Text provided ▸
--------------------------------
# Something awfull with latest mysql on latest FreeBSD



## aga (Oct 22, 2009)

Hi,

I have tested myisam tables performance with multi threaded sysbench benchmark on various last versions of mysql and freebsd and I've got very weird figures.

Machine is dual quad-core Xeon, sysbench most options at default for freebsd port.
Number of threads: 1,2,4,6,8,12,16
This was the last "good" config -- freebsd 7.0 + mysql 5.0.81
Tps was: 437,620,580,584,600,604,602.

All other combinations I've tried and these are freebsd 7.1 and 7.2 (with ULE and BSD schedulers) plus mysql 5.0.81 and 5.1.34 (builded with or without mutexes) ended in a pattern like this: 415,587,701,322,224,166,149. Speedup to the 4 threads and then fast decline.
For comparison performance for innodb in this conditions was: 392,718,1293,1580,1807,1698,1678.

Unfortunately we are forced to use myisam and heavy multithreading as we are using search for polygon intersection against pretty big table filled with polys for our application and this is the most costly operation.

So maybe? Anyone?


----------



## SirDice (Oct 22, 2009)

http://dev.mysql.com/doc/refman/5.0/en/server-parameters.html

Also note that InnoDB works best with file system caching off.


----------
--------------------------------
Supplied data ▸
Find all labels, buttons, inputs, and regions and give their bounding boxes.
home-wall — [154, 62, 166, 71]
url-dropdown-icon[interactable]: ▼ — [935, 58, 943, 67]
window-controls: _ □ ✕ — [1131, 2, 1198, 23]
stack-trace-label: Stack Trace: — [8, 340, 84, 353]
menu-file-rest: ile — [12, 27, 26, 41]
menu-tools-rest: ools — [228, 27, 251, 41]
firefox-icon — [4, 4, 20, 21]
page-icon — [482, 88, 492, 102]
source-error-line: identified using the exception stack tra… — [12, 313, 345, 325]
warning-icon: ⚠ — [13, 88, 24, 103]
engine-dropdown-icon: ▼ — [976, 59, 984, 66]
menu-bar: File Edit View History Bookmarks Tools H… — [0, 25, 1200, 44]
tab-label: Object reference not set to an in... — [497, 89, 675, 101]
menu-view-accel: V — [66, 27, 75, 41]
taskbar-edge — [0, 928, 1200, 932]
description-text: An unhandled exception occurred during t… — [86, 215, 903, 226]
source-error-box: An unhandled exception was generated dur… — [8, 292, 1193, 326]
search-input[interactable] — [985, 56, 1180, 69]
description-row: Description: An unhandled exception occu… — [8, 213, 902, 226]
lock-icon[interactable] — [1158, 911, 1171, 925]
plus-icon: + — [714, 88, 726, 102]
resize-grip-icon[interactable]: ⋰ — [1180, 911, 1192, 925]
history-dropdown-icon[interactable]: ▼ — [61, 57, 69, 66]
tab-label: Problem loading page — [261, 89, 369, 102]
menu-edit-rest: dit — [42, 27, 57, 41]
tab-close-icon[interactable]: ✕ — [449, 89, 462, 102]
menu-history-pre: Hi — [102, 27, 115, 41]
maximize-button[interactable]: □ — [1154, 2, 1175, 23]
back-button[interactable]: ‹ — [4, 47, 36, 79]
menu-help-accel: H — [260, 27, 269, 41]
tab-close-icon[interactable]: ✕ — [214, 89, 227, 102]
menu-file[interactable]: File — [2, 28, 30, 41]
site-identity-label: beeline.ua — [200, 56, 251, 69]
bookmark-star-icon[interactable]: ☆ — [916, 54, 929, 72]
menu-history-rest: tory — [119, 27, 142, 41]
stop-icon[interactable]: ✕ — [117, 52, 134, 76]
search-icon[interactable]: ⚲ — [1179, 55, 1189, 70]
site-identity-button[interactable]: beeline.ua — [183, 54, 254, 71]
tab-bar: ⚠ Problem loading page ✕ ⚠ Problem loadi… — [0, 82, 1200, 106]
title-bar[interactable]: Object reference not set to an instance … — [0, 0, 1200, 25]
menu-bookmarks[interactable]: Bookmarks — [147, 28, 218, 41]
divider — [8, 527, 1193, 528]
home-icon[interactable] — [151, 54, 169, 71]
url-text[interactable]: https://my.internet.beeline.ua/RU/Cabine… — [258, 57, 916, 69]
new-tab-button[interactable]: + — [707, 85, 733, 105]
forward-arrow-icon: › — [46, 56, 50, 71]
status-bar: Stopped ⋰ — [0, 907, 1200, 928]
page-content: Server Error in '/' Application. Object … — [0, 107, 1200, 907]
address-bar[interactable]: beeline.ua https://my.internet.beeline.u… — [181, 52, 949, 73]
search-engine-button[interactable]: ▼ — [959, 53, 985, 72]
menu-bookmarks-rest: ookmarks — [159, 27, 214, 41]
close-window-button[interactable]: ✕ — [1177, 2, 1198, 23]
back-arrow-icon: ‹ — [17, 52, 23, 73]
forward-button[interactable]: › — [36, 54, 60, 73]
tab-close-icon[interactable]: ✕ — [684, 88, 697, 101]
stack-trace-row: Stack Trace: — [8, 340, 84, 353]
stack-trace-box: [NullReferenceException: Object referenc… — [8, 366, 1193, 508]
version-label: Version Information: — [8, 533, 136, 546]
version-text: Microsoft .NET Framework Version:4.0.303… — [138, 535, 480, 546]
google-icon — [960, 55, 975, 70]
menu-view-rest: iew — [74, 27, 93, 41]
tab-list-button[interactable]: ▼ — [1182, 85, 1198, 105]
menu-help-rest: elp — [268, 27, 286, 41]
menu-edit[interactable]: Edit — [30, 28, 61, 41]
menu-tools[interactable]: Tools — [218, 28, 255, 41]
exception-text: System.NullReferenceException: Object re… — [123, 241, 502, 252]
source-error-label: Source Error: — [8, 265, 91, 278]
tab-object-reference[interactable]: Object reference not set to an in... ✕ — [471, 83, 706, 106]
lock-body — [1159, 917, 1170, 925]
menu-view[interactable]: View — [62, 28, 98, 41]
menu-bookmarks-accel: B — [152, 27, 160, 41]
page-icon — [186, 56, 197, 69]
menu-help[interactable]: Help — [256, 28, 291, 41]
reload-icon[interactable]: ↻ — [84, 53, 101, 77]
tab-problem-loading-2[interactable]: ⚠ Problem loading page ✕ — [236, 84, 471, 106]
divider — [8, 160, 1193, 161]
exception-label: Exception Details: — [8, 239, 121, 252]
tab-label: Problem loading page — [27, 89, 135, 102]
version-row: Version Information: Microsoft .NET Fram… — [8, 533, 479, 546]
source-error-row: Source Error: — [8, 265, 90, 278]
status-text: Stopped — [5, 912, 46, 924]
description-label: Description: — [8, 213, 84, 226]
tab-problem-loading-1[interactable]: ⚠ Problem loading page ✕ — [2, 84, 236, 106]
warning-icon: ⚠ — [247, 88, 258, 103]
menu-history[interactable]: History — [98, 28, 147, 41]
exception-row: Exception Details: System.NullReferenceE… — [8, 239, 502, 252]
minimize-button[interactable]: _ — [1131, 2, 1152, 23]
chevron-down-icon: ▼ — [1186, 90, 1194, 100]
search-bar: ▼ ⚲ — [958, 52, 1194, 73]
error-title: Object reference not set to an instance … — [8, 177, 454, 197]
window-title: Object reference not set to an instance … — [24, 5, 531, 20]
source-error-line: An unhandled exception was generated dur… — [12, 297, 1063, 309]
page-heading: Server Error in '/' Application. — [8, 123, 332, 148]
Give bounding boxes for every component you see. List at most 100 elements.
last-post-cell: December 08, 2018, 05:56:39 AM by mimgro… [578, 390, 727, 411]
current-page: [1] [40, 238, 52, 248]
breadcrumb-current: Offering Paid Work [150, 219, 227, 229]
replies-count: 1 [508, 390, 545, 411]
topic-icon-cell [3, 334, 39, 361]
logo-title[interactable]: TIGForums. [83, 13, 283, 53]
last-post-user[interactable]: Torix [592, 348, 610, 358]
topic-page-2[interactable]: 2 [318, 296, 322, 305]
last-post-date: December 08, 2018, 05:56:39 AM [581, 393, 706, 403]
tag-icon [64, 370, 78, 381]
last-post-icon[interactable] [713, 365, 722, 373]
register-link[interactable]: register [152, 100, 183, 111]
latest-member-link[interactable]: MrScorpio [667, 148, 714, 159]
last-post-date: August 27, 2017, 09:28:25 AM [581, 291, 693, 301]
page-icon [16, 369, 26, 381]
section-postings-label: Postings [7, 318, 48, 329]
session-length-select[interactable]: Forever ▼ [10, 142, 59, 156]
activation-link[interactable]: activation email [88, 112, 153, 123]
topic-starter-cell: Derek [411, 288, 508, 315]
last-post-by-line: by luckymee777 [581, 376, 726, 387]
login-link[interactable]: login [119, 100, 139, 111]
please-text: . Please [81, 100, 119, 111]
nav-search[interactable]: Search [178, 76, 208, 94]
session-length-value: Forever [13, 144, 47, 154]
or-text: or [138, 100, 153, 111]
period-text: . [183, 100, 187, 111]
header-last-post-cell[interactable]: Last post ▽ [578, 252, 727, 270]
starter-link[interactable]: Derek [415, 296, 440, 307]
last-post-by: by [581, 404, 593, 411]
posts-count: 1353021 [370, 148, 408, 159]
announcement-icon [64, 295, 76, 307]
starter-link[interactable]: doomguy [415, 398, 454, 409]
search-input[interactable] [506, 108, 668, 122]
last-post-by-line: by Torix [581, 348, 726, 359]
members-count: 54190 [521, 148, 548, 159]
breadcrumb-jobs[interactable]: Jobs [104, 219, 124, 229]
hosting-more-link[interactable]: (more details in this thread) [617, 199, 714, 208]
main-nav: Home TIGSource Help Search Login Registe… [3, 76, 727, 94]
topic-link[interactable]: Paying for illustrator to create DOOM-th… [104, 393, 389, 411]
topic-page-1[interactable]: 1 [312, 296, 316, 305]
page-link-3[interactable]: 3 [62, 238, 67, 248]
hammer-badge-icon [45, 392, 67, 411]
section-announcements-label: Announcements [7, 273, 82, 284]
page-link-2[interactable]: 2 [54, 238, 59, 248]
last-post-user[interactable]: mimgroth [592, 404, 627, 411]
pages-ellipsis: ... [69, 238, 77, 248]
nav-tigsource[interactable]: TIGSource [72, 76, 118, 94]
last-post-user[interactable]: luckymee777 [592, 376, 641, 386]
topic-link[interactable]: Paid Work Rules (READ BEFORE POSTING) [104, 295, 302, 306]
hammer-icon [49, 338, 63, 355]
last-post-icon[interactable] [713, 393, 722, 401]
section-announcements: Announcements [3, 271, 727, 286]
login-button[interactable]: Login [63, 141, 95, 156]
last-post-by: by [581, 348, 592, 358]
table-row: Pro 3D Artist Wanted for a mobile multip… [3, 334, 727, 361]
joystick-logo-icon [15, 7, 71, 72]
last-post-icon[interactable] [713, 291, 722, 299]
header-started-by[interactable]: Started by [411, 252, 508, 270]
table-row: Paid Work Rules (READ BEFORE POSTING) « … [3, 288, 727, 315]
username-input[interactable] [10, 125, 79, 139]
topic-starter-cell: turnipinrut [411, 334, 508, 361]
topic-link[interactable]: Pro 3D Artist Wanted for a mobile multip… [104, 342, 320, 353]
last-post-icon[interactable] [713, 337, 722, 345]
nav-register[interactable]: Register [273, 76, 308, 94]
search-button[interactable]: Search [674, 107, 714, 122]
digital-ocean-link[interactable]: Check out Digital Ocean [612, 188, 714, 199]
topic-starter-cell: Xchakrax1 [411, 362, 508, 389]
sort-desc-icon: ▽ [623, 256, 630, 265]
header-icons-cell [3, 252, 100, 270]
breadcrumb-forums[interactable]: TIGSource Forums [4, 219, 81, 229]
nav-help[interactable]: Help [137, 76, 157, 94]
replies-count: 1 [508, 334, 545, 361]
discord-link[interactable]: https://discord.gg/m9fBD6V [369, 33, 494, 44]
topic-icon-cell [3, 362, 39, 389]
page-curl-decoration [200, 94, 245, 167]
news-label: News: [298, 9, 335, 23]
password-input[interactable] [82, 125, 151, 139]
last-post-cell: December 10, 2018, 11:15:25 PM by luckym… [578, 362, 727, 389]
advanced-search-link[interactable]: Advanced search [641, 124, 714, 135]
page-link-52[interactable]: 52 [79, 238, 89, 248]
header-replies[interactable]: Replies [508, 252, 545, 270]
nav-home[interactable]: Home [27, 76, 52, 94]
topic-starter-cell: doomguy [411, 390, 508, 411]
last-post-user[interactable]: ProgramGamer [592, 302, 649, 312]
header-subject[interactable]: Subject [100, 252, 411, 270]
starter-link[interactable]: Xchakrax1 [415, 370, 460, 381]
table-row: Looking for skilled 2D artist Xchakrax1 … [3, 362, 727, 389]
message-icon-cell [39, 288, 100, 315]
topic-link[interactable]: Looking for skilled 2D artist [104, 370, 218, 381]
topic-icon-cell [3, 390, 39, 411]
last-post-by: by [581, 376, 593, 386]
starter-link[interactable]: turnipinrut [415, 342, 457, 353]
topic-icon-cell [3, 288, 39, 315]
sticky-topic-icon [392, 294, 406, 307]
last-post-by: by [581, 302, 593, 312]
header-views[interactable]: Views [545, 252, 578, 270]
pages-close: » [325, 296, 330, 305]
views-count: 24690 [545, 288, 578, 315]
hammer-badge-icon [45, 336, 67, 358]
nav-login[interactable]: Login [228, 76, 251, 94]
--------------------------------
Questions on the material ▸
**A)** List every thread count used in the sysbench tests in the MySQL forum thread.
**B)** In the MySQL forum thread, which combination of FreeBSD and MySQL versions is called the last "good" config?
**C)** Reproduce the MySQL forum thread's wording from "Unfortunately we are" to "SirDice (Oct 22, 2009)".

Answer section ▸
**A)** 1, 2, 4, 6, 8, 12, 16

**B)** FreeBSD 7.0 with MySQL 5.0.81.

**C)**
Unfortunately we are forced to use myisam and heavy multithreading as we are using search for polygon intersection against pretty big table filled with polys for our application and this is the most costly operation.

So maybe? Anyone?


----------



## SirDice (Oct 22, 2009)